GOAL OF THE EXERCISE:
Write only the number of lines in the records beneath that hold "JSON".

EXERCISE MATERIALS:
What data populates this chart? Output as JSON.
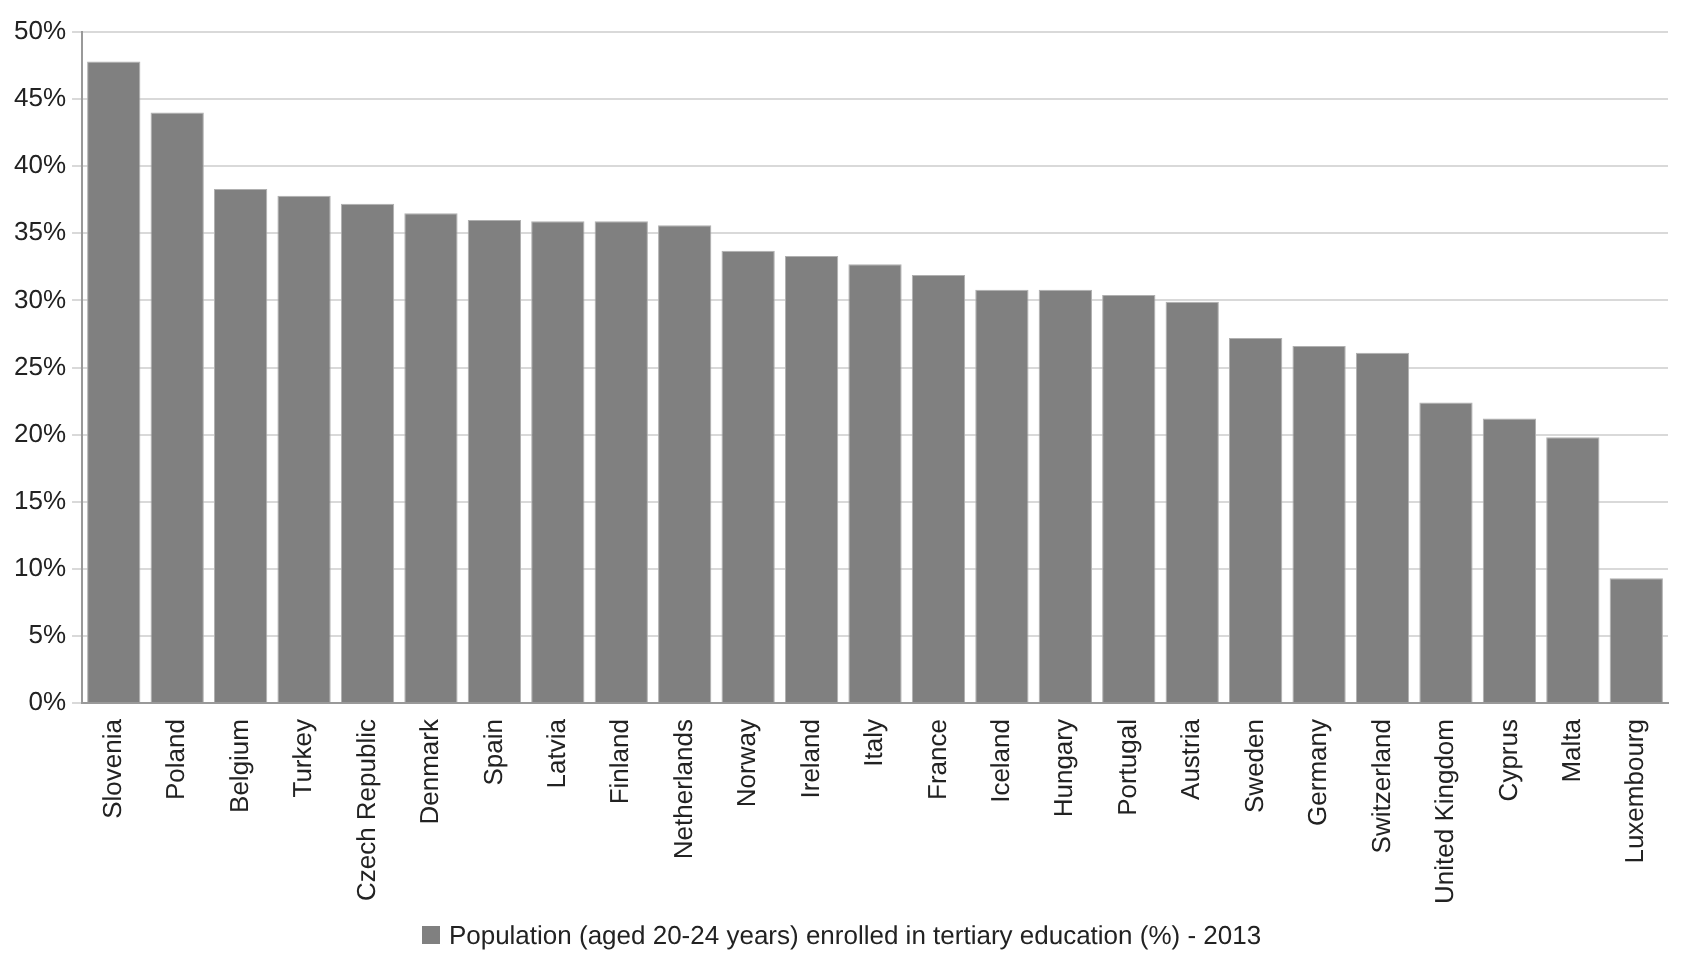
{
  "chart_data": {
    "type": "bar",
    "categories": [
      "Slovenia",
      "Poland",
      "Belgium",
      "Turkey",
      "Czech Republic",
      "Denmark",
      "Spain",
      "Latvia",
      "Finland",
      "Netherlands",
      "Norway",
      "Ireland",
      "Italy",
      "France",
      "Iceland",
      "Hungary",
      "Portugal",
      "Austria",
      "Sweden",
      "Germany",
      "Switzerland",
      "United Kingdom",
      "Cyprus",
      "Malta",
      "Luxembourg"
    ],
    "series": [
      {
        "name": "Population (aged 20-24 years) enrolled in tertiary education (%) - 2013",
        "color": "#808080",
        "values": [
          47.8,
          44.0,
          38.3,
          37.8,
          37.2,
          36.5,
          36.0,
          35.9,
          35.9,
          35.6,
          33.7,
          33.3,
          32.7,
          31.9,
          30.8,
          30.8,
          30.4,
          29.9,
          27.2,
          26.6,
          26.1,
          22.4,
          21.2,
          19.8,
          9.3
        ]
      }
    ],
    "ylim": [
      0,
      50
    ],
    "yticks": [
      {
        "value": 0,
        "label": "0%"
      },
      {
        "value": 5,
        "label": "5%"
      },
      {
        "value": 10,
        "label": "10%"
      },
      {
        "value": 15,
        "label": "15%"
      },
      {
        "value": 20,
        "label": "20%"
      },
      {
        "value": 25,
        "label": "25%"
      },
      {
        "value": 30,
        "label": "30%"
      },
      {
        "value": 35,
        "label": "35%"
      },
      {
        "value": 40,
        "label": "40%"
      },
      {
        "value": 45,
        "label": "45%"
      },
      {
        "value": 50,
        "label": "50%"
      }
    ],
    "grid": "y",
    "legend": "bottom"
  }
}
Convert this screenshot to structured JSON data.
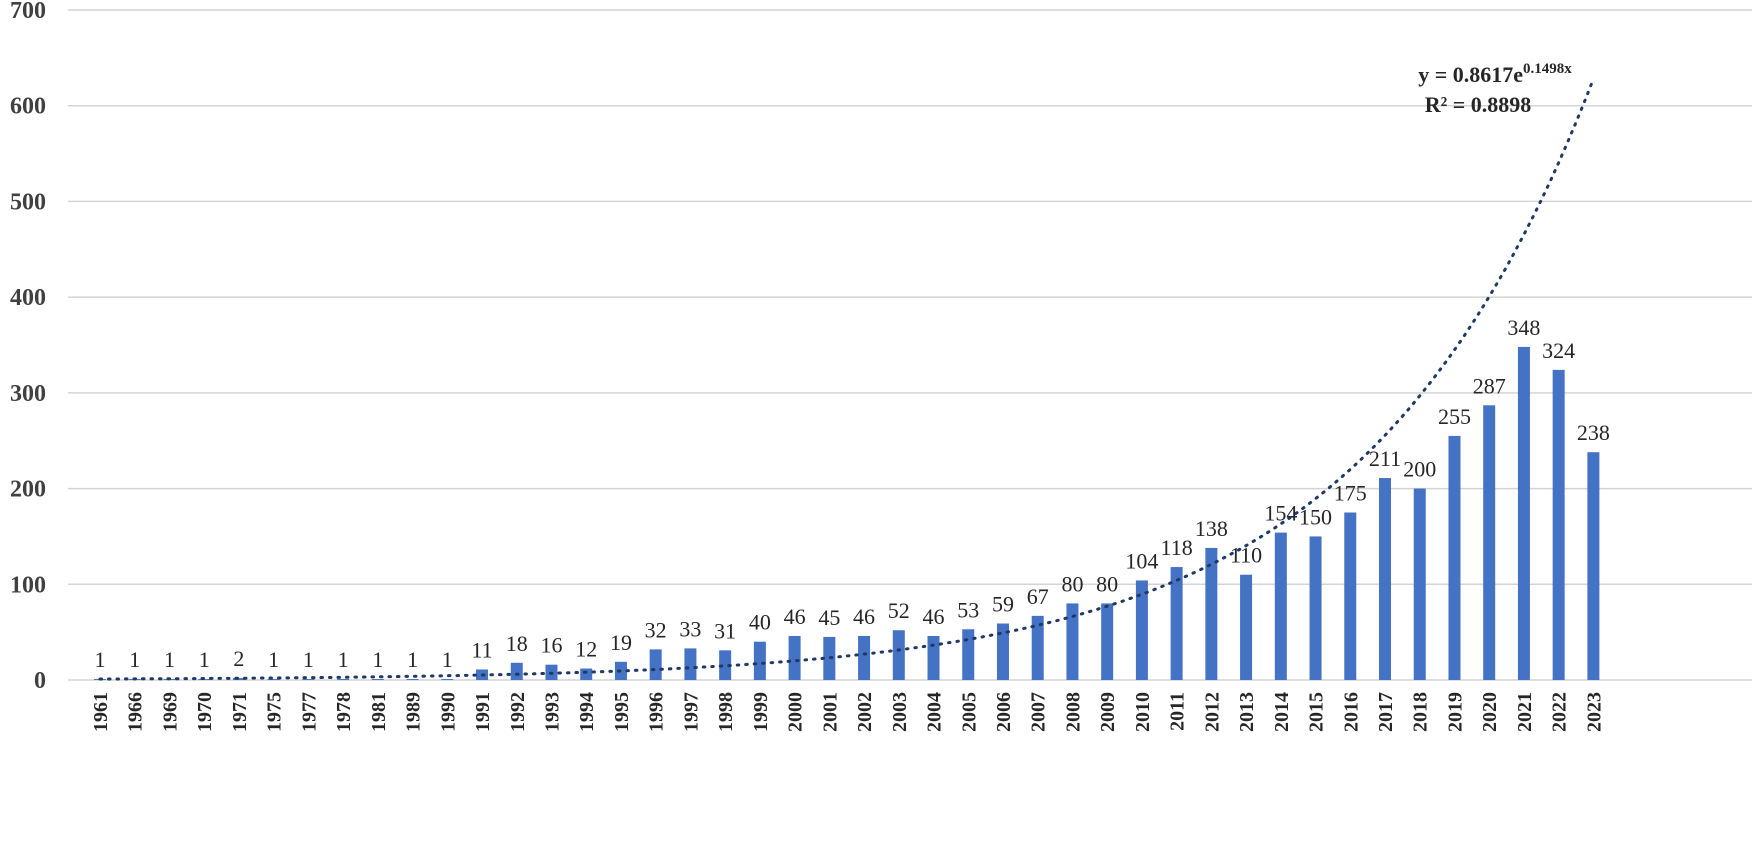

WORKED SOLUTION:
2